With the pictures left out, repeat every entry that follows exactly.
↓↓↓
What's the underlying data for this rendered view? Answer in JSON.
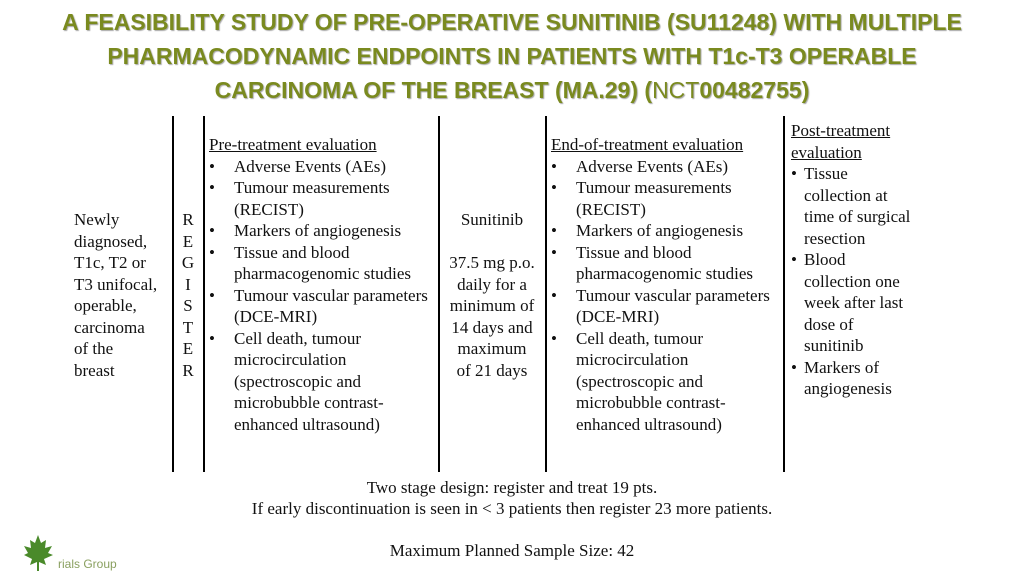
{
  "title": {
    "line1": "A FEASIBILITY STUDY OF PRE-OPERATIVE SUNITINIB (SU11248) WITH MULTIPLE",
    "line2": "PHARMACODYNAMIC ENDPOINTS IN PATIENTS WITH T1c-T3 OPERABLE",
    "line3_main": "CARCINOMA OF THE BREAST (MA.29) (",
    "line3_nct_prefix": "NCT",
    "line3_nct_number": "00482755",
    "line3_close": ")"
  },
  "diagram": {
    "eligibility": [
      "Newly",
      "diagnosed,",
      "T1c, T2 or",
      "T3 unifocal,",
      "operable,",
      "carcinoma",
      "of the",
      "breast"
    ],
    "register_letters": [
      "R",
      "E",
      "G",
      "I",
      "S",
      "T",
      "E",
      "R"
    ],
    "pre_treatment": {
      "heading": "Pre-treatment evaluation",
      "items": [
        "Adverse Events (AEs)",
        "Tumour measurements (RECIST)",
        "Markers of angiogenesis",
        "Tissue and blood pharmacogenomic studies",
        "Tumour vascular parameters (DCE-MRI)",
        "Cell death, tumour microcirculation (spectroscopic and microbubble contrast-enhanced ultrasound)"
      ]
    },
    "treatment": {
      "drug": "Sunitinib",
      "dosing": [
        "37.5 mg p.o.",
        "daily for a",
        "minimum of",
        "14 days and",
        "maximum",
        "of 21 days"
      ]
    },
    "end_of_treatment": {
      "heading": "End-of-treatment evaluation",
      "items": [
        "Adverse Events (AEs)",
        "Tumour measurements (RECIST)",
        "Markers of angiogenesis",
        "Tissue and blood pharmacogenomic studies",
        "Tumour vascular parameters (DCE-MRI)",
        "Cell death, tumour microcirculation (spectroscopic and microbubble contrast-enhanced ultrasound)"
      ]
    },
    "post_treatment": {
      "heading_line1": "Post-treatment",
      "heading_line2": "evaluation",
      "items": [
        "Tissue collection at time of surgical resection",
        "Blood collection one week after last dose of sunitinib",
        "Markers of angiogenesis"
      ]
    }
  },
  "footer": {
    "design_line1": "Two stage design: register and treat 19 pts.",
    "design_line2": "If early discontinuation is seen in < 3 patients then register 23 more patients.",
    "sample_size": "Maximum Planned Sample Size: 42"
  },
  "logo": {
    "text": "rials Group",
    "icon": "maple-leaf-icon",
    "color": "#4a8a2a"
  },
  "colors": {
    "title": "#7a8a1f",
    "text": "#111111"
  }
}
↑↑↑
**RESULT**
What's the underlying data for this rendered view? Answer in JSON.
{
  "title": {
    "line1": "A FEASIBILITY STUDY OF PRE-OPERATIVE SUNITINIB (SU11248) WITH MULTIPLE",
    "line2": "PHARMACODYNAMIC ENDPOINTS IN PATIENTS WITH T1c-T3 OPERABLE",
    "line3_main": "CARCINOMA OF THE BREAST (MA.29) (",
    "line3_nct_prefix": "NCT",
    "line3_nct_number": "00482755",
    "line3_close": ")"
  },
  "diagram": {
    "eligibility": [
      "Newly",
      "diagnosed,",
      "T1c, T2 or",
      "T3 unifocal,",
      "operable,",
      "carcinoma",
      "of the",
      "breast"
    ],
    "register_letters": [
      "R",
      "E",
      "G",
      "I",
      "S",
      "T",
      "E",
      "R"
    ],
    "pre_treatment": {
      "heading": "Pre-treatment evaluation",
      "items": [
        "Adverse Events (AEs)",
        "Tumour measurements (RECIST)",
        "Markers of angiogenesis",
        "Tissue and blood pharmacogenomic studies",
        "Tumour vascular parameters (DCE-MRI)",
        "Cell death, tumour microcirculation (spectroscopic and microbubble contrast-enhanced ultrasound)"
      ]
    },
    "treatment": {
      "drug": "Sunitinib",
      "dosing": [
        "37.5 mg p.o.",
        "daily for a",
        "minimum of",
        "14 days and",
        "maximum",
        "of 21 days"
      ]
    },
    "end_of_treatment": {
      "heading": "End-of-treatment evaluation",
      "items": [
        "Adverse Events (AEs)",
        "Tumour measurements (RECIST)",
        "Markers of angiogenesis",
        "Tissue and blood pharmacogenomic studies",
        "Tumour vascular parameters (DCE-MRI)",
        "Cell death, tumour microcirculation (spectroscopic and microbubble contrast-enhanced ultrasound)"
      ]
    },
    "post_treatment": {
      "heading_line1": "Post-treatment",
      "heading_line2": "evaluation",
      "items": [
        "Tissue collection at time of surgical resection",
        "Blood collection one week after last dose of sunitinib",
        "Markers of angiogenesis"
      ]
    }
  },
  "footer": {
    "design_line1": "Two stage design: register and treat 19 pts.",
    "design_line2": "If early discontinuation is seen in < 3 patients then register 23 more patients.",
    "sample_size": "Maximum Planned Sample Size: 42"
  },
  "logo": {
    "text": "rials Group",
    "icon": "maple-leaf-icon",
    "color": "#4a8a2a"
  },
  "colors": {
    "title": "#7a8a1f",
    "text": "#111111"
  }
}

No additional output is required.